**** DATASET RECORDS

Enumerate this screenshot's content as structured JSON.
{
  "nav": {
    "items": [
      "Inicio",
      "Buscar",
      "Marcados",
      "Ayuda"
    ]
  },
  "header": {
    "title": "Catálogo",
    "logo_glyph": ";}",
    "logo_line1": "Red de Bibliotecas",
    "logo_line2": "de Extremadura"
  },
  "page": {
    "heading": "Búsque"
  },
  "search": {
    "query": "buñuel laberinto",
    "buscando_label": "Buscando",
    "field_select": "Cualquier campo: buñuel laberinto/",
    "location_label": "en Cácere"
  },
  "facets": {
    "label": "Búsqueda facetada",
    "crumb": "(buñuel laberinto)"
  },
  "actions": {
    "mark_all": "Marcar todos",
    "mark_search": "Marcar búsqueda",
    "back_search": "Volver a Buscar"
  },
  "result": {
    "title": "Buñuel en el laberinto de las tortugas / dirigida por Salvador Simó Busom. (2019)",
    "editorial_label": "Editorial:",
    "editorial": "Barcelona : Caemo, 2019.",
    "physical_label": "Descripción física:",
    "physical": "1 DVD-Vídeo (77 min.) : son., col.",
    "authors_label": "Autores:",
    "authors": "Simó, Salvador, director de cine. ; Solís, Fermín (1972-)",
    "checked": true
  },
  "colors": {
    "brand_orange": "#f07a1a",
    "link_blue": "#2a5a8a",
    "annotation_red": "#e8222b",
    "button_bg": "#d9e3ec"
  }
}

********

▶ _WHAT THE EXERCISE ASKS_:
Retype the material in full. Each word must match.

▶ _RESPONSE BELOW_:
Enumerate this screenshot's content as structured JSON.
{
  "nav": {
    "items": [
      "Inicio",
      "Buscar",
      "Marcados",
      "Ayuda"
    ]
  },
  "header": {
    "title": "Catálogo",
    "logo_glyph": ";}",
    "logo_line1": "Red de Bibliotecas",
    "logo_line2": "de Extremadura"
  },
  "page": {
    "heading": "Búsque"
  },
  "search": {
    "query": "buñuel laberinto",
    "buscando_label": "Buscando",
    "field_select": "Cualquier campo: buñuel laberinto/",
    "location_label": "en Cácere"
  },
  "facets": {
    "label": "Búsqueda facetada",
    "crumb": "(buñuel laberinto)"
  },
  "actions": {
    "mark_all": "Marcar todos",
    "mark_search": "Marcar búsqueda",
    "back_search": "Volver a Buscar"
  },
  "result": {
    "title": "Buñuel en el laberinto de las tortugas / dirigida por Salvador Simó Busom. (2019)",
    "editorial_label": "Editorial:",
    "editorial": "Barcelona : Caemo, 2019.",
    "physical_label": "Descripción física:",
    "physical": "1 DVD-Vídeo (77 min.) : son., col.",
    "authors_label": "Autores:",
    "authors": "Simó, Salvador, director de cine. ; Solís, Fermín (1972-)",
    "checked": true
  },
  "colors": {
    "brand_orange": "#f07a1a",
    "link_blue": "#2a5a8a",
    "annotation_red": "#e8222b",
    "button_bg": "#d9e3ec"
  }
}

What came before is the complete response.